Element and coordinate records

** Begin **

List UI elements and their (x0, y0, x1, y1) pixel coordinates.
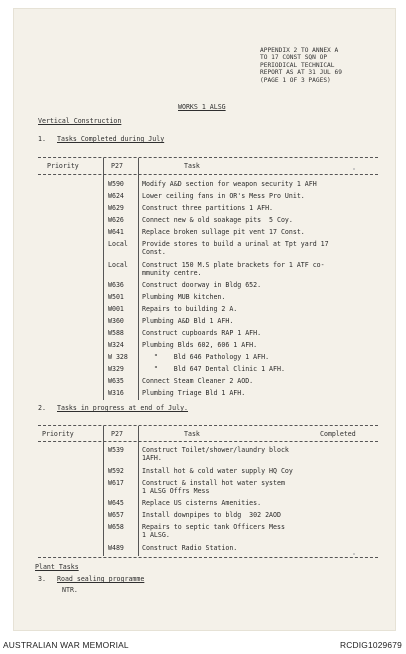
table2-divider (138, 426, 139, 556)
table-row-task: Modify A&D section for weapon security 1 AFH (142, 180, 317, 188)
table-row-ref: W588 (108, 329, 124, 337)
table-row-ref: W641 (108, 228, 124, 236)
appendix-header (260, 47, 342, 84)
table-row-task: Repairs to septic tank Officers Mess 1 ALSG. (142, 523, 285, 539)
table-row-ref: W617 (108, 478, 124, 487)
table-row-ref: W636 (108, 281, 124, 289)
section2-number: 2. (38, 404, 46, 412)
table1-top-rule (38, 157, 378, 158)
paper-mark (353, 553, 355, 555)
table-row-ref: W645 (108, 499, 124, 507)
table-row-ref: Local (108, 260, 128, 269)
table-row-ref: W324 (108, 341, 124, 349)
document-title: WORKS 1 ALSG (178, 103, 226, 111)
section3-number: 3. (38, 575, 46, 583)
table2-header-rule (38, 441, 378, 442)
header-line: PERIODICAL TECHNICAL (260, 61, 335, 69)
section1-heading: Tasks Completed during July (57, 135, 165, 143)
table-row-ref: W592 (108, 466, 124, 475)
table-row-task: Plumbing Blds 602, 606 1 AFH. (142, 341, 258, 349)
section1-number: 1. (38, 135, 46, 143)
paper-mark (353, 168, 355, 170)
header-line: APPENDIX 2 TO ANNEX A (260, 47, 339, 54)
section3-heading: Road sealing programme (57, 575, 145, 583)
table-row-task: Construct doorway in Bldg 652. (142, 281, 262, 289)
header-line: (PAGE 1 OF 3 PAGES) (260, 76, 331, 84)
table2-divider (103, 426, 104, 556)
table-row-task: Construct three partitions 1 AFH. (142, 204, 274, 212)
table-row-task: " Bld 646 Pathology 1 AFH. (142, 353, 270, 361)
table-row-task: Replace broken sullage pit vent 17 Const. (142, 228, 305, 236)
table-row-ref: W629 (108, 204, 124, 212)
table-row-ref: W001 (108, 305, 124, 313)
table-row-task: Provide stores to build a urinal at Tpt yard 17 Const. (142, 240, 329, 256)
table-row-ref: W501 (108, 293, 124, 301)
section-heading: Vertical Construction (38, 117, 122, 125)
table-row-task: Construct & install hot water system 1 ALSG Offrs Mess (142, 478, 285, 495)
table-row-task: Construct cupboards RAP 1 AFH. (142, 329, 262, 337)
table-row-task: Install downpipes to bldg 302 2AOD (142, 511, 281, 519)
section2-heading: Tasks in progress at end of July. (57, 404, 189, 412)
header-line: REPORT AS AT 31 JUL 69 (260, 69, 342, 77)
table1-col-priority: Priority (47, 162, 79, 170)
table-row-task: Construct 150 M.S plate brackets for 1 ATF co- mmunity centre. (142, 260, 325, 277)
table-row-task: Install hot & cold water supply HQ Coy (142, 466, 293, 475)
table-row-ref: W539 (108, 446, 124, 454)
table-row-ref: W489 (108, 543, 124, 552)
table-row-ref: W626 (108, 216, 124, 224)
table-row-task: Construct Toilet/shower/laundry block 1AFH. (142, 446, 289, 462)
table-row-task: Replace US cisterns Amenities. (142, 499, 262, 507)
table-row-task: Plumbing Triage Bld 1 AFH. (142, 389, 246, 397)
table1-col-ref: P27 (111, 162, 123, 170)
table-row-ref: W 328 (108, 353, 128, 361)
table-row-ref: W635 (108, 377, 124, 385)
table-row-task: Connect Steam Cleaner 2 AOD. (142, 377, 254, 385)
table1-divider (103, 158, 104, 400)
section3-value: NTR. (62, 586, 78, 594)
table2-top-rule (38, 425, 378, 426)
table-row-task: Repairs to building 2 A. (142, 305, 238, 313)
table2-col-ref: P27 (111, 430, 123, 438)
table-row-task: Construct Radio Station. (142, 543, 238, 552)
table-row-task: " Bld 647 Dental Clinic 1 AFH. (142, 365, 285, 373)
footer-archive-name: AUSTRALIAN WAR MEMORIAL (3, 640, 129, 650)
table-row-ref: Local (108, 240, 128, 248)
table-row-ref: W316 (108, 389, 124, 397)
table-row-task: Lower ceiling fans in OR's Mess Pro Unit. (142, 192, 305, 200)
table-row-task: Connect new & old soakage pits 5 Coy. (142, 216, 293, 224)
table-row-task: Plumbing A&D Bld 1 AFH. (142, 317, 234, 325)
table1-header-rule (38, 174, 378, 175)
table2-col-completed: Completed (320, 430, 356, 438)
plant-tasks-heading: Plant Tasks (35, 563, 79, 571)
table-row-ref: W329 (108, 365, 124, 373)
table2-col-priority: Priority (42, 430, 74, 438)
table1-divider (138, 158, 139, 400)
table-row-task: Plumbing MUB kitchen. (142, 293, 226, 301)
header-line: TO 17 CONST SQN OP (260, 54, 328, 62)
table2-col-task: Task (184, 430, 200, 438)
footer-record-id: RCDIG1029679 (340, 640, 402, 650)
table1-col-task: Task (184, 162, 200, 170)
table-row-ref: W590 (108, 180, 124, 188)
table-row-ref: W658 (108, 523, 124, 531)
table-row-ref: W624 (108, 192, 124, 200)
table-row-ref: W360 (108, 317, 124, 325)
table-row-ref: W657 (108, 511, 124, 519)
table2-bottom-rule (38, 557, 378, 558)
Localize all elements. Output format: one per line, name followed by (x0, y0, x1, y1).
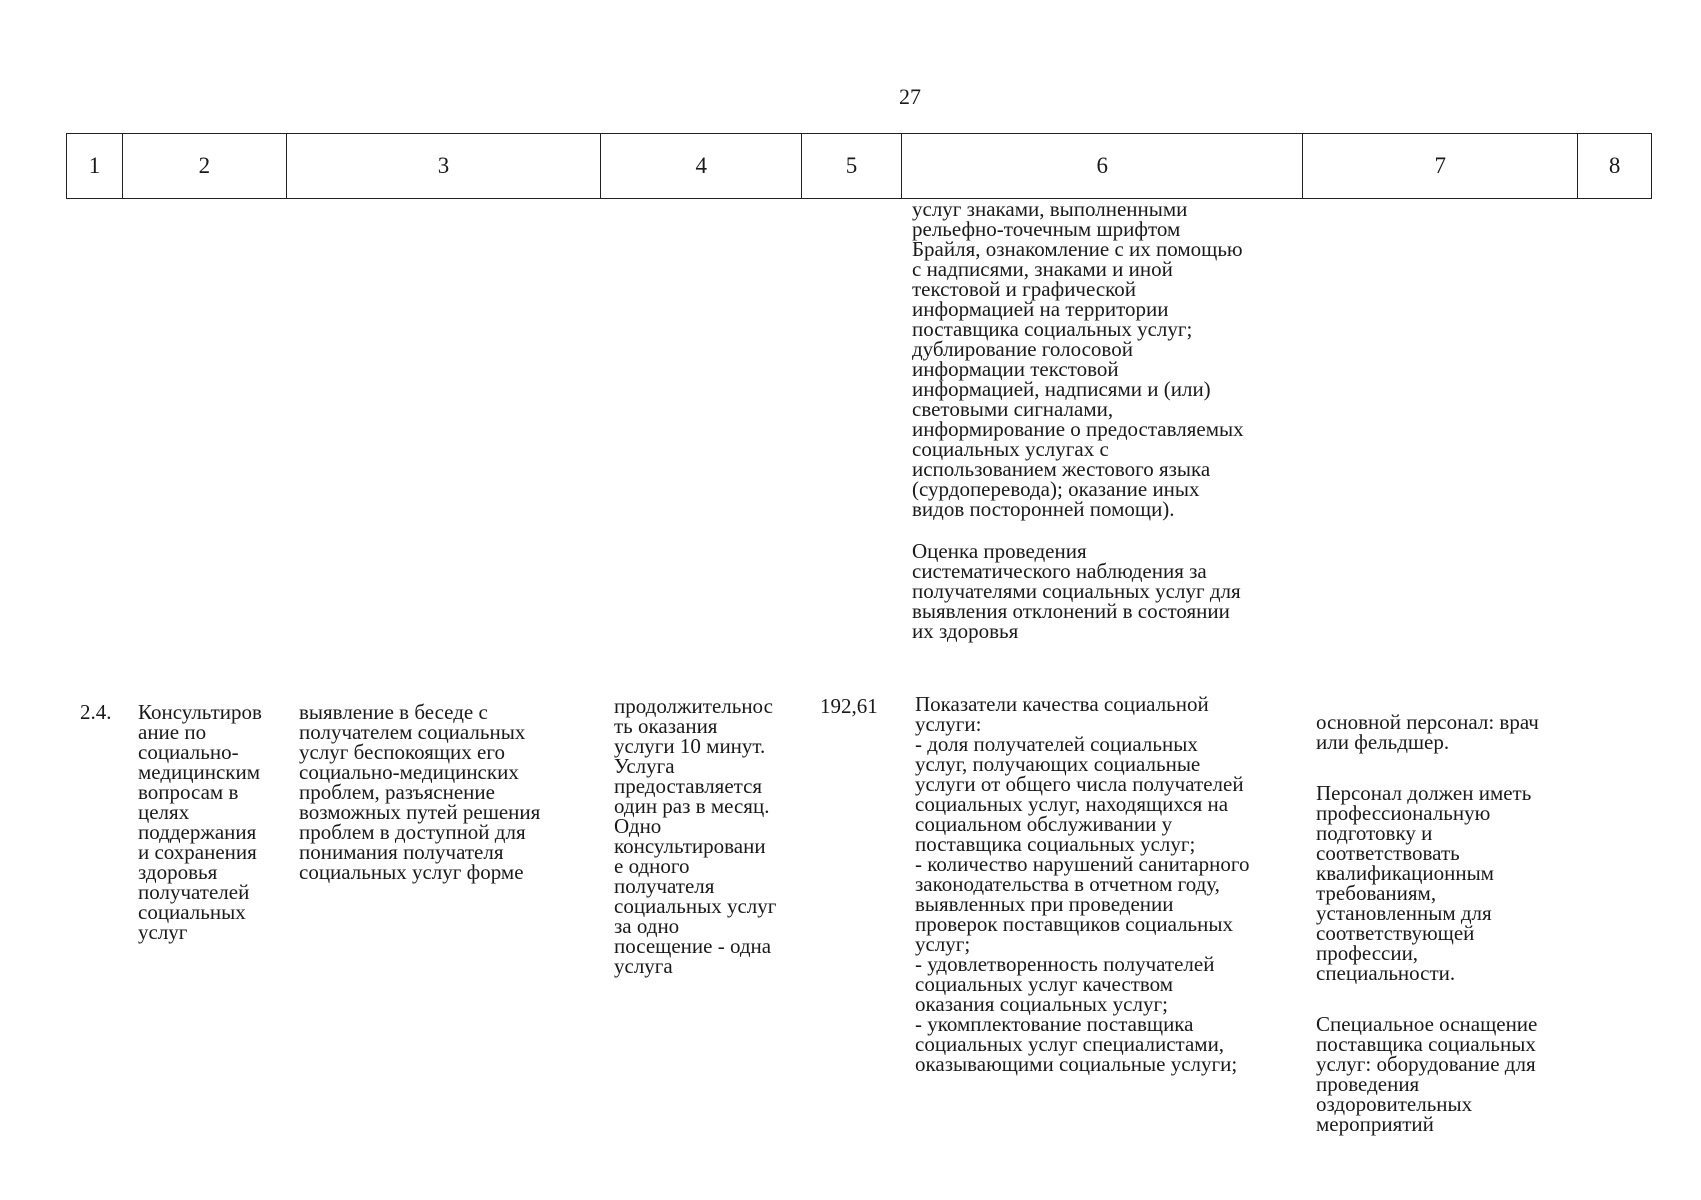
header-col-4: 4 (601, 134, 802, 198)
service-price: 192,61 (820, 694, 878, 718)
table-header-row (66, 133, 1652, 199)
service-name: Консультиров ание по социально- медицинским вопросам в целях поддержания и сохранения здоровья получателей социальных услуг (138, 700, 262, 944)
header-col-6: 6 (902, 134, 1303, 198)
quality-indicators: Показатели качества социальной услуги: - доля получателей социальных услуг, получающих социальные услуги от общего числа получателей социальных услуг, находящихся на социальном обслуживании у поставщика социальных услуг; - количество нарушений санитарного законодательства в отчетном году, выявленных при проведении проверок поставщиков социальных услуг; - удовлетворенность получателей социальных услуг качеством оказания социальных услуг; - укомплектование поставщика социальных услуг специалистами, оказывающими социальные услуги; (915, 692, 1250, 1076)
continued-col6-text: услуг знаками, выполненными рельефно-точечным шрифтом Брайля, ознакомление с их помощью с надписями, знаками и иной текстовой и графической информацией на территории поставщика социальных услуг; дублирование голосовой информации текстовой информацией, надписями и (или) световыми сигналами, информирование о предоставляемых социальных услугах с использованием жестового языка (сурдоперевода); оказание иных видов посторонней помощи). (912, 197, 1244, 521)
service-content: выявление в беседе с получателем социальных услуг беспокоящих его социально-медицинских проблем, разъяснение возможных путей решения проблем в доступной для понимания получателя социальных услуг форме (299, 700, 541, 884)
page-number: 27 (899, 84, 921, 109)
header-col-7: 7 (1303, 134, 1578, 198)
header-col-1: 1 (67, 134, 123, 198)
header-col-2: 2 (123, 134, 287, 198)
continued-col6-assessment: Оценка проведения систематического наблюдения за получателями социальных услуг для выявления отклонений в состоянии их здоровья (912, 539, 1241, 643)
row-number: 2.4. (80, 700, 112, 724)
header-col-3: 3 (287, 134, 602, 198)
staff-qualification: Персонал должен иметь профессиональную подготовку и соответствовать квалификационным требованиям, установленным для соответствующей профессии, специальности. (1316, 781, 1532, 985)
header-col-8: 8 (1608, 153, 1621, 178)
staff-requirements (1316, 692, 1596, 1165)
service-duration: продолжительнос ть оказания услуги 10 минут. Услуга предоставляется один раз в месяц. Одно консультировани е одного получателя социальных услуг за одно посещение - одна услуга (614, 694, 777, 978)
header-col-5: 5 (802, 134, 902, 198)
staff-equipment: Специальное оснащение поставщика социальных услуг: оборудование для проведения оздоровительных мероприятий (1316, 1012, 1538, 1136)
staff-basic: основной персонал: врач или фельдшер. (1316, 710, 1539, 754)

** End **

Given problem
Copy out the lines of the records starting at the line that contains "header-col-4: 4 (601, 134, 802, 198)" and ending at the line that contains "header-col-6: 6 (902, 134, 1303, 198)", including both of those lines.

Response
header-col-4: 4 (601, 134, 802, 198)
service-price: 192,61 (820, 694, 878, 718)
table-header-row (66, 133, 1652, 199)
service-name: Консультиров ание по социально- медицинским вопросам в целях поддержания и сохранения здоровья получателей социальных услуг (138, 700, 262, 944)
header-col-6: 6 (902, 134, 1303, 198)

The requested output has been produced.